Retype, exactly and with nothing added, the lines from the one showing "Serialize everything readable" through the final line of the material. Omit pictures.
## Start
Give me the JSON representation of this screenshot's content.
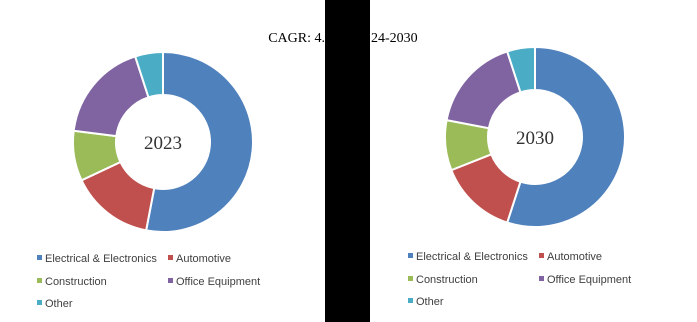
{
  "chart_data": [
    {
      "type": "pie",
      "title": "2023",
      "annotations": [
        "CAGR:  4.",
        "24-2030"
      ],
      "categories": [
        "Electrical & Electronics",
        "Automotive",
        "Construction",
        "Office Equipment",
        "Other"
      ],
      "values": [
        53,
        15,
        9,
        18,
        5
      ],
      "colors": [
        "#4f81bd",
        "#c0504d",
        "#9bbb59",
        "#8064a2",
        "#4bacc6"
      ]
    },
    {
      "type": "pie",
      "title": "2030",
      "categories": [
        "Electrical & Electronics",
        "Automotive",
        "Construction",
        "Office Equipment",
        "Other"
      ],
      "values": [
        55,
        14,
        9,
        17,
        5
      ],
      "colors": [
        "#4f81bd",
        "#c0504d",
        "#9bbb59",
        "#8064a2",
        "#4bacc6"
      ]
    }
  ]
}
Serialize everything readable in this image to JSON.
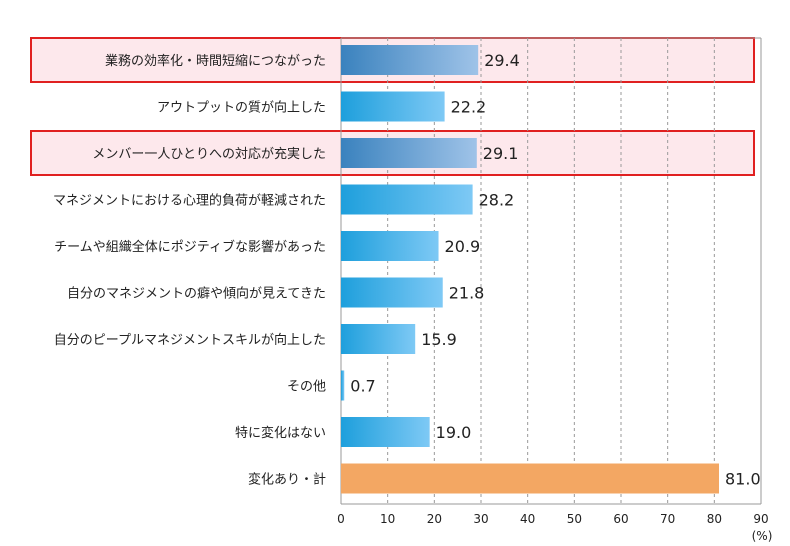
{
  "chart_data": {
    "type": "bar",
    "orientation": "horizontal",
    "categories": [
      "業務の効率化・時間短縮につながった",
      "アウトプットの質が向上した",
      "メンバー一人ひとりへの対応が充実した",
      "マネジメントにおける心理的負荷が軽減された",
      "チームや組織全体にポジティブな影響があった",
      "自分のマネジメントの癖や傾向が見えてきた",
      "自分のピープルマネジメントスキルが向上した",
      "その他",
      "特に変化はない",
      "変化あり・計"
    ],
    "values": [
      29.4,
      22.2,
      29.1,
      28.2,
      20.9,
      21.8,
      15.9,
      0.7,
      19.0,
      81.0
    ],
    "value_labels": [
      "29.4",
      "22.2",
      "29.1",
      "28.2",
      "20.9",
      "21.8",
      "15.9",
      "0.7",
      "19.0",
      "81.0"
    ],
    "highlighted": [
      true,
      false,
      true,
      false,
      false,
      false,
      false,
      false,
      false,
      false
    ],
    "bar_style": [
      "dark",
      "light",
      "dark",
      "light",
      "light",
      "light",
      "light",
      "light",
      "light",
      "total"
    ],
    "xlim": [
      0,
      90
    ],
    "xticks": [
      0,
      10,
      20,
      30,
      40,
      50,
      60,
      70,
      80,
      90
    ],
    "xtick_labels": [
      "0",
      "10",
      "20",
      "30",
      "40",
      "50",
      "60",
      "70",
      "80",
      "90"
    ],
    "unit_label": "(%)",
    "grid": true,
    "colors": {
      "light_start": "#1e9fdc",
      "light_end": "#7ec9f5",
      "dark_start": "#3a82be",
      "dark_end": "#9fc3e8",
      "total": "#f3a763",
      "highlight_fill": "#fde8ec",
      "highlight_stroke": "#e02020",
      "grid": "#9a9a9a",
      "text": "#222222"
    }
  }
}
## End
> **RESULT BELOW**:
Serialize everything readable in this image to JSON.
{
  "chart_data": {
    "type": "bar",
    "orientation": "horizontal",
    "categories": [
      "業務の効率化・時間短縮につながった",
      "アウトプットの質が向上した",
      "メンバー一人ひとりへの対応が充実した",
      "マネジメントにおける心理的負荷が軽減された",
      "チームや組織全体にポジティブな影響があった",
      "自分のマネジメントの癖や傾向が見えてきた",
      "自分のピープルマネジメントスキルが向上した",
      "その他",
      "特に変化はない",
      "変化あり・計"
    ],
    "values": [
      29.4,
      22.2,
      29.1,
      28.2,
      20.9,
      21.8,
      15.9,
      0.7,
      19.0,
      81.0
    ],
    "value_labels": [
      "29.4",
      "22.2",
      "29.1",
      "28.2",
      "20.9",
      "21.8",
      "15.9",
      "0.7",
      "19.0",
      "81.0"
    ],
    "highlighted": [
      true,
      false,
      true,
      false,
      false,
      false,
      false,
      false,
      false,
      false
    ],
    "bar_style": [
      "dark",
      "light",
      "dark",
      "light",
      "light",
      "light",
      "light",
      "light",
      "light",
      "total"
    ],
    "xlim": [
      0,
      90
    ],
    "xticks": [
      0,
      10,
      20,
      30,
      40,
      50,
      60,
      70,
      80,
      90
    ],
    "xtick_labels": [
      "0",
      "10",
      "20",
      "30",
      "40",
      "50",
      "60",
      "70",
      "80",
      "90"
    ],
    "unit_label": "(%)",
    "grid": true,
    "colors": {
      "light_start": "#1e9fdc",
      "light_end": "#7ec9f5",
      "dark_start": "#3a82be",
      "dark_end": "#9fc3e8",
      "total": "#f3a763",
      "highlight_fill": "#fde8ec",
      "highlight_stroke": "#e02020",
      "grid": "#9a9a9a",
      "text": "#222222"
    }
  }
}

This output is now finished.